Below are the records; copy each line in them that holds the word "선택하세요".

--

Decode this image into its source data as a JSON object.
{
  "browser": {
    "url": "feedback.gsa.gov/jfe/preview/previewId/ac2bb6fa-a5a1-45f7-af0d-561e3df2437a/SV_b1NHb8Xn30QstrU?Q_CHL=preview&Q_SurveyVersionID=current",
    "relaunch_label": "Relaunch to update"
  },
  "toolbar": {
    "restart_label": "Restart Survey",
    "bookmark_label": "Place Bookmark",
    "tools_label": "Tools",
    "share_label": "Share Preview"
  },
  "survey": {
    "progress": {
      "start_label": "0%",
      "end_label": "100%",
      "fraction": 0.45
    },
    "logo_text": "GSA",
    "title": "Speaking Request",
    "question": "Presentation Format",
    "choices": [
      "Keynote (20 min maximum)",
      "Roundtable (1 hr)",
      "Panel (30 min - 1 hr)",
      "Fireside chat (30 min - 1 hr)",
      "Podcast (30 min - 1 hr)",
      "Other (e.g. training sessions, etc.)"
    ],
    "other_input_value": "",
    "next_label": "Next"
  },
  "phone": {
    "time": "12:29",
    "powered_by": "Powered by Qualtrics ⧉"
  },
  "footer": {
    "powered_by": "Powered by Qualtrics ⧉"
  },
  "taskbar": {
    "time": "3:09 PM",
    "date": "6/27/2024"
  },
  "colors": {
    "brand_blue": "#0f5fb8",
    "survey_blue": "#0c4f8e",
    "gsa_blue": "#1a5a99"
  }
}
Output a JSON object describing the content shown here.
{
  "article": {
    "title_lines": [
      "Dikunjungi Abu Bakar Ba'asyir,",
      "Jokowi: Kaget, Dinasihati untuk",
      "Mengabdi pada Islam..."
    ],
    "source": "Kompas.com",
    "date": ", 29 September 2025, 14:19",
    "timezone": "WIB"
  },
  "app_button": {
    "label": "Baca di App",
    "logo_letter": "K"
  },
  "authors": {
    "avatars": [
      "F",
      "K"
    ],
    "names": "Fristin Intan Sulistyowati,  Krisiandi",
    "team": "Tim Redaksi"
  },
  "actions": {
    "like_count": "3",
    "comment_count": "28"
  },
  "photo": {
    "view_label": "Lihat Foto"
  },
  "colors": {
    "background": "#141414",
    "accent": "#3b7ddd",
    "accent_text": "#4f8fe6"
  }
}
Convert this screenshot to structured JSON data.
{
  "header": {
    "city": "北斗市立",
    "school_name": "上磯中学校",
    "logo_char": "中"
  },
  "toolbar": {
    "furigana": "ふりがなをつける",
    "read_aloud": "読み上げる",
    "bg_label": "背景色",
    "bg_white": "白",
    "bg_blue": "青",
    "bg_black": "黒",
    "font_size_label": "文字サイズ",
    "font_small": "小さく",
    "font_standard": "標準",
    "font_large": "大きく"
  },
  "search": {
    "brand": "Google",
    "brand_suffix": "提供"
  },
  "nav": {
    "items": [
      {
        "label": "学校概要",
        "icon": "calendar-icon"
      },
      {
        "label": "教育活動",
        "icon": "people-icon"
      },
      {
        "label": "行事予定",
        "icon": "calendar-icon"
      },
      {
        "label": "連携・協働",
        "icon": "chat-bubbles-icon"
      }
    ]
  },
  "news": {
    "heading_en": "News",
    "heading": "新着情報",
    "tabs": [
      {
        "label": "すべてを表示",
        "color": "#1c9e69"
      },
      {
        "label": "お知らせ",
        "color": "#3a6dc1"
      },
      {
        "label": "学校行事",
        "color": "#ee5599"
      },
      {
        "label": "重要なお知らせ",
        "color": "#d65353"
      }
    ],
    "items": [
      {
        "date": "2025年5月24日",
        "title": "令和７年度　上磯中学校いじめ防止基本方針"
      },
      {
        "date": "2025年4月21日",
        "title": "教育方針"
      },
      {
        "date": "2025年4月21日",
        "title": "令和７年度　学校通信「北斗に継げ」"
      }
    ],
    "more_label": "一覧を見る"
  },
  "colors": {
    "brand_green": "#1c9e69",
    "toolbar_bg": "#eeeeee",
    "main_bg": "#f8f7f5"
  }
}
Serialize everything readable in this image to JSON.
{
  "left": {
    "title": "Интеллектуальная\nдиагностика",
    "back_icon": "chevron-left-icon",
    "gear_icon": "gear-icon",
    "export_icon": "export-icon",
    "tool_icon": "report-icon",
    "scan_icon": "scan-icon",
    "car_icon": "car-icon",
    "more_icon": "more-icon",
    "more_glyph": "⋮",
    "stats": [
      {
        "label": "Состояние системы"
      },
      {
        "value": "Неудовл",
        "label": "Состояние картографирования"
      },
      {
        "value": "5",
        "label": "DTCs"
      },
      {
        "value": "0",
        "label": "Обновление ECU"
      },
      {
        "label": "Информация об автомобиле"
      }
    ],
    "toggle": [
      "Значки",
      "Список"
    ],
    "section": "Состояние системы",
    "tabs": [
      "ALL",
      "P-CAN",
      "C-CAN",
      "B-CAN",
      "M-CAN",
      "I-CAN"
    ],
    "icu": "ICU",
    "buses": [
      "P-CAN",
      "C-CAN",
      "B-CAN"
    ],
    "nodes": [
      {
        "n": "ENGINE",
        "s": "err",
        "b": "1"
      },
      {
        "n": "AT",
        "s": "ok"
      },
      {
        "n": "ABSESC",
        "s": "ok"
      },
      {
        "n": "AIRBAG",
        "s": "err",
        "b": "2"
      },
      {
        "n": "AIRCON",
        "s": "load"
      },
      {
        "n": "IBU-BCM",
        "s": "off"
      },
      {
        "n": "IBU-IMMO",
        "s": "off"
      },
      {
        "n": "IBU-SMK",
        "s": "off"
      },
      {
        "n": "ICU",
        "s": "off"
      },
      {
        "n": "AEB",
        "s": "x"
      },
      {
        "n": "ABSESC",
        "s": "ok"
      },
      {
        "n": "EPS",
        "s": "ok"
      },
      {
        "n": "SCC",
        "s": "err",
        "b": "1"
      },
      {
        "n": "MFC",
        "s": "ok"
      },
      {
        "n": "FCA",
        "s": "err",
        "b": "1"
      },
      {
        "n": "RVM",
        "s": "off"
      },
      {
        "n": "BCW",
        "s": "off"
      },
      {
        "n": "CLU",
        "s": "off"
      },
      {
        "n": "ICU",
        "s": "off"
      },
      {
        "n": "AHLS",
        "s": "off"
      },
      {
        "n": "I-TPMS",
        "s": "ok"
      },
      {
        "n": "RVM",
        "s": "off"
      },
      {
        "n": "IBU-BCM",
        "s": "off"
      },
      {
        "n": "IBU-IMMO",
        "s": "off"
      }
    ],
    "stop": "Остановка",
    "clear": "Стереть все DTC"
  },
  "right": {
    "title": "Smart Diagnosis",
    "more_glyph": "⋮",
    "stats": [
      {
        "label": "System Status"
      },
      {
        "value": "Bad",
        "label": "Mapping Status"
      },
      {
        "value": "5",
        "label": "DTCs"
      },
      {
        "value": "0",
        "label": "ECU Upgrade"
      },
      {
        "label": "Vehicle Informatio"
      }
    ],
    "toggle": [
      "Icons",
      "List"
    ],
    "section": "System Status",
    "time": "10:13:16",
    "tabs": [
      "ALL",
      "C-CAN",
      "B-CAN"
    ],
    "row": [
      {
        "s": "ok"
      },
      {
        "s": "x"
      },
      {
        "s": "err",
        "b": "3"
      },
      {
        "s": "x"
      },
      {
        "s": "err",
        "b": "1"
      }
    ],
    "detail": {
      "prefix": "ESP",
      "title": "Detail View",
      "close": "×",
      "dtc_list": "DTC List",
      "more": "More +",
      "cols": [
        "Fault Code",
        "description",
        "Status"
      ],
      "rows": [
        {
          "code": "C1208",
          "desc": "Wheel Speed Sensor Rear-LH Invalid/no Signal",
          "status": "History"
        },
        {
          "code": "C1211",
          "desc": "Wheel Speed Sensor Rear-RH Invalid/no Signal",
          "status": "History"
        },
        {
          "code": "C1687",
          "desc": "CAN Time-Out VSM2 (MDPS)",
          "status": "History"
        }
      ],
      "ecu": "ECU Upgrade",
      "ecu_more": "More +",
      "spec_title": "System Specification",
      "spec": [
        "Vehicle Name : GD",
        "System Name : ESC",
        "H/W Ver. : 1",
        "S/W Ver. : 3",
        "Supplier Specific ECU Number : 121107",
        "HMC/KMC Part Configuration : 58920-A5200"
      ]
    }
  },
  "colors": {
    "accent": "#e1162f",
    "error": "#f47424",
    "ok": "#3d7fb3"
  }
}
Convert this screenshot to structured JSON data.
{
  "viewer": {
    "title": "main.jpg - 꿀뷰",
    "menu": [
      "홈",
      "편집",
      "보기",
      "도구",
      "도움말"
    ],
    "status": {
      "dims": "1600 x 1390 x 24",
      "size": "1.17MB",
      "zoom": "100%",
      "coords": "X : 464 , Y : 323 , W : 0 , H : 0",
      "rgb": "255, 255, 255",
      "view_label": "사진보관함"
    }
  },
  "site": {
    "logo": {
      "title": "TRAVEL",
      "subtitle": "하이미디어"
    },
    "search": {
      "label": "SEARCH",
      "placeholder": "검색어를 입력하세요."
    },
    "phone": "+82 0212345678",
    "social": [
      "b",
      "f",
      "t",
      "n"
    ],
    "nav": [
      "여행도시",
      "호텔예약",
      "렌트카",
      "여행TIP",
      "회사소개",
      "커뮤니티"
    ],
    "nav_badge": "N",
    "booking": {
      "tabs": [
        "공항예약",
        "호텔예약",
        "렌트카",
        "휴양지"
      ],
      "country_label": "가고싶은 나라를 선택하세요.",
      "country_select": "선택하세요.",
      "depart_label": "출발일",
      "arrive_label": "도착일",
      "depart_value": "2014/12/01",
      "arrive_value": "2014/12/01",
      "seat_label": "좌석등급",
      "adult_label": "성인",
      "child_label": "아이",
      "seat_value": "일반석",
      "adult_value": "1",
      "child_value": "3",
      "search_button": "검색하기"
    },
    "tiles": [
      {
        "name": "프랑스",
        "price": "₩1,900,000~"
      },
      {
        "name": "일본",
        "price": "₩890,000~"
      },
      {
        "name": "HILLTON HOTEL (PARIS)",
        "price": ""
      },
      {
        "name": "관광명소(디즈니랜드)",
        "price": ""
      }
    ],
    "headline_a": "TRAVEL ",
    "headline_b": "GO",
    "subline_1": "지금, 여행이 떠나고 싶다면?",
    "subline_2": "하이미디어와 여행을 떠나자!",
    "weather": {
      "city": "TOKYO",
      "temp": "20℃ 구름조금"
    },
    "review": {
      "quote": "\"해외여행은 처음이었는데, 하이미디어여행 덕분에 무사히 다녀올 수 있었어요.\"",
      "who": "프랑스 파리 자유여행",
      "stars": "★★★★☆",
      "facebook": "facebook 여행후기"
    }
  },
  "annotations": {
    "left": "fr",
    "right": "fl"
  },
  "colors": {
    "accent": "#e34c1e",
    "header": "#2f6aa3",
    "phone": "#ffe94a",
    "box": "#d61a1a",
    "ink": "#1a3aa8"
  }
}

--

* **Task response**
      "country_label": "가고싶은 나라를 선택하세요.",
      "country_select": "선택하세요.",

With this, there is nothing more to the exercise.